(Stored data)
------

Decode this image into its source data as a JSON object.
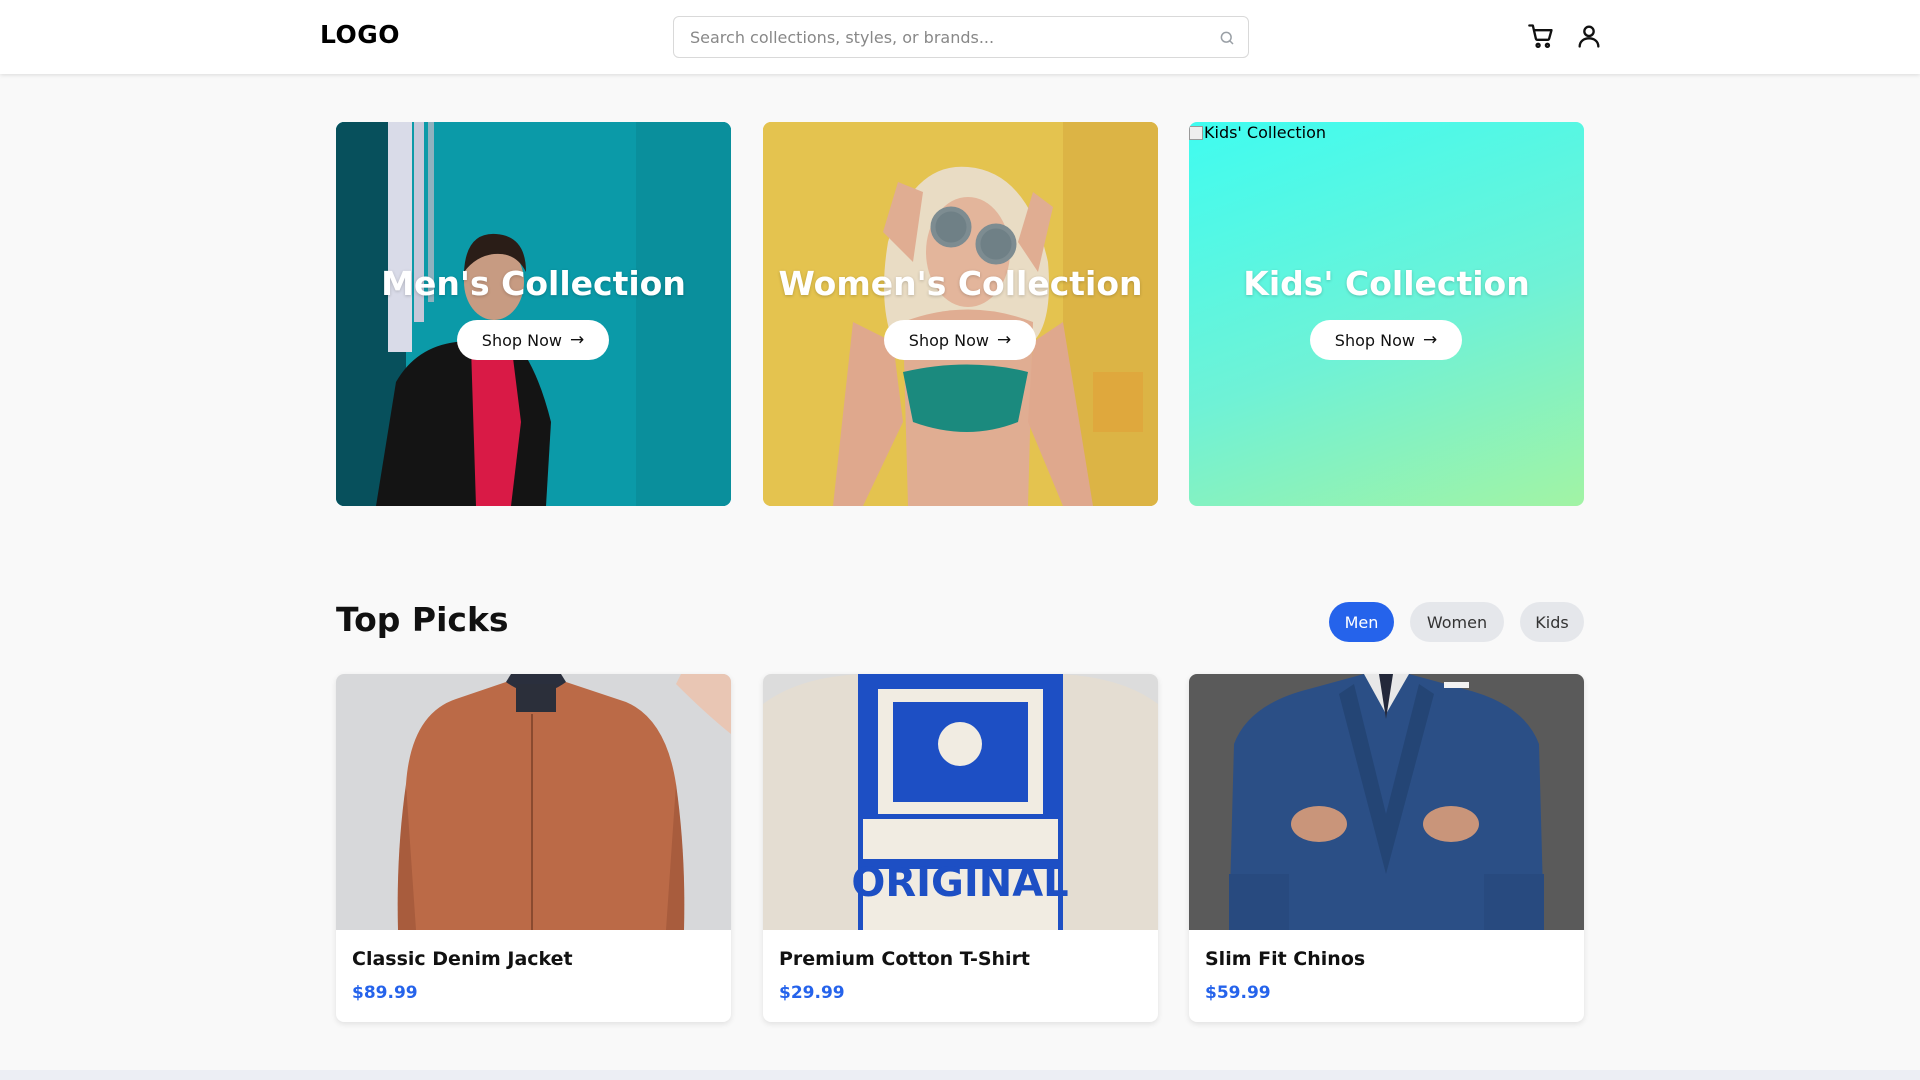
{
  "header": {
    "logo": "LOGO",
    "search_placeholder": "Search collections, styles, or brands...",
    "icons": [
      "search-icon",
      "cart-icon",
      "user-icon"
    ]
  },
  "collections": [
    {
      "title": "Men's Collection",
      "button": "Shop Now",
      "arrow": "→"
    },
    {
      "title": "Women's Collection",
      "button": "Shop Now",
      "arrow": "→"
    },
    {
      "title": "Kids' Collection",
      "button": "Shop Now",
      "arrow": "→",
      "image_alt": "Kids' Collection"
    }
  ],
  "top_picks": {
    "title": "Top Picks",
    "filters": [
      "Men",
      "Women",
      "Kids"
    ],
    "active_filter": "Men",
    "products": [
      {
        "name": "Classic Denim Jacket",
        "price": "$89.99"
      },
      {
        "name": "Premium Cotton T-Shirt",
        "price": "$29.99"
      },
      {
        "name": "Slim Fit Chinos",
        "price": "$59.99"
      }
    ],
    "tshirt_print": "ORIGINAL"
  },
  "colors": {
    "accent": "#2563eb",
    "filter_inactive": "#e5e7eb",
    "page_bg": "#f9f9f9"
  }
}
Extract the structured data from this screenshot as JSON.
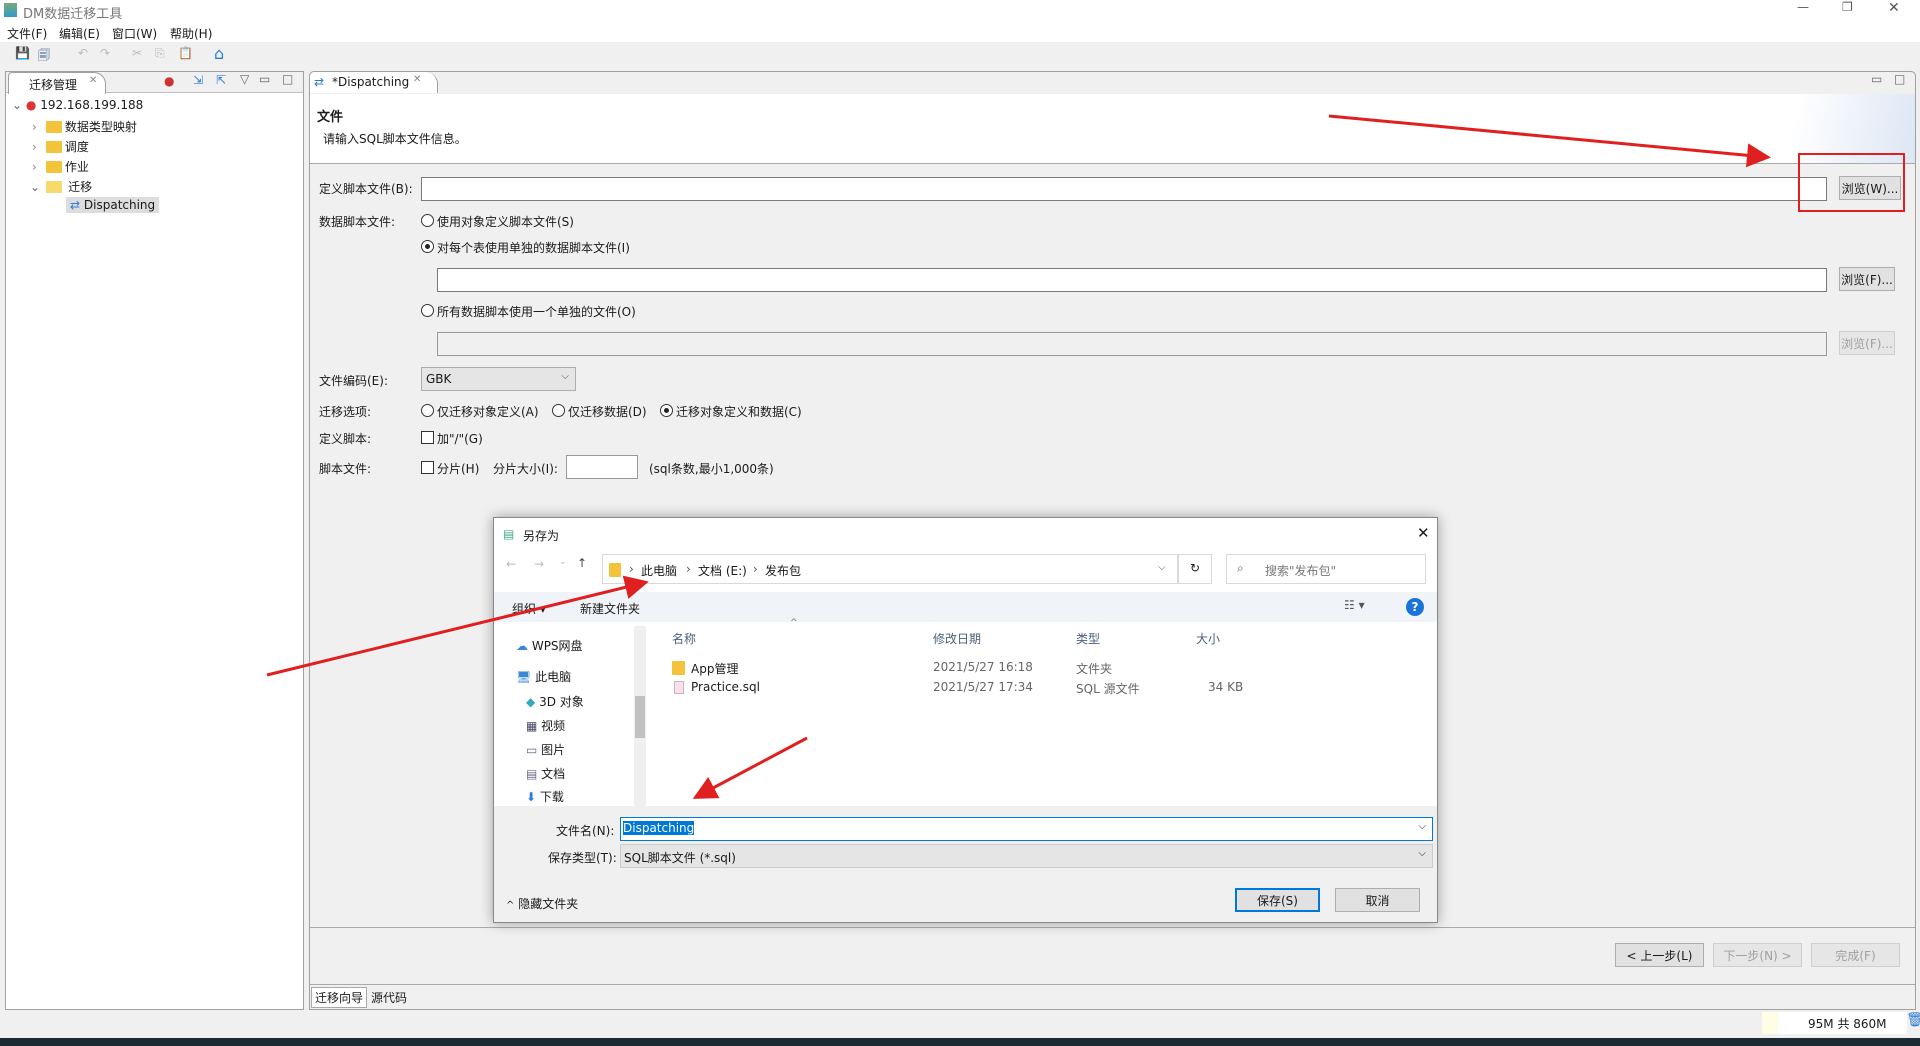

------

EXERCISE TASK. Every entry must be reproduced exactly, with the images left out.

SOLUTION TO THIS PROBLEM.
Decode this image into its source data as a JSON object.
{
  "header": {
    "logo": "LOGO",
    "search_placeholder": "Search collections, styles, or brands...",
    "icons": [
      "search-icon",
      "cart-icon",
      "user-icon"
    ]
  },
  "collections": [
    {
      "title": "Men's Collection",
      "button": "Shop Now",
      "arrow": "→"
    },
    {
      "title": "Women's Collection",
      "button": "Shop Now",
      "arrow": "→"
    },
    {
      "title": "Kids' Collection",
      "button": "Shop Now",
      "arrow": "→",
      "image_alt": "Kids' Collection"
    }
  ],
  "top_picks": {
    "title": "Top Picks",
    "filters": [
      "Men",
      "Women",
      "Kids"
    ],
    "active_filter": "Men",
    "products": [
      {
        "name": "Classic Denim Jacket",
        "price": "$89.99"
      },
      {
        "name": "Premium Cotton T-Shirt",
        "price": "$29.99"
      },
      {
        "name": "Slim Fit Chinos",
        "price": "$59.99"
      }
    ],
    "tshirt_print": "ORIGINAL"
  },
  "colors": {
    "accent": "#2563eb",
    "filter_inactive": "#e5e7eb",
    "page_bg": "#f9f9f9"
  }
}
Extract the structured data from this screenshot as JSON.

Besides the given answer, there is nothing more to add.